SOURCE RECORDS:

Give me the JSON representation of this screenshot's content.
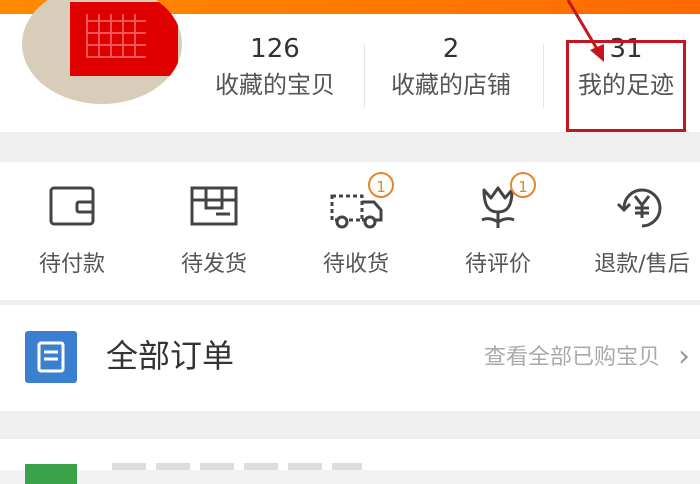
{
  "header": {
    "accent_color": "#ff7a00"
  },
  "stats": [
    {
      "value": "126",
      "label": "收藏的宝贝"
    },
    {
      "value": "2",
      "label": "收藏的店铺"
    },
    {
      "value": "31",
      "label": "我的足迹"
    }
  ],
  "order_status": [
    {
      "label": "待付款",
      "icon": "wallet-icon"
    },
    {
      "label": "待发货",
      "icon": "package-icon"
    },
    {
      "label": "待收货",
      "icon": "truck-icon",
      "badge": "1"
    },
    {
      "label": "待评价",
      "icon": "flower-icon",
      "badge": "1"
    },
    {
      "label": "退款/售后",
      "icon": "refund-icon"
    }
  ],
  "orders": {
    "title": "全部订单",
    "link": "查看全部已购宝贝"
  },
  "colors": {
    "highlight": "#c4161c",
    "badge": "#e5852a",
    "order_icon": "#3b7fd1"
  }
}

WORK INSTRUCTIONS: Working from the listing above, pick out every line that has "label" and copy it.

EXERCISE RESULT:
      "label": "收藏的宝贝"
      "label": "收藏的店铺"
      "label": "我的足迹"
      "label": "待付款",
      "label": "待发货",
      "label": "待收货",
      "label": "待评价",
      "label": "退款/售后",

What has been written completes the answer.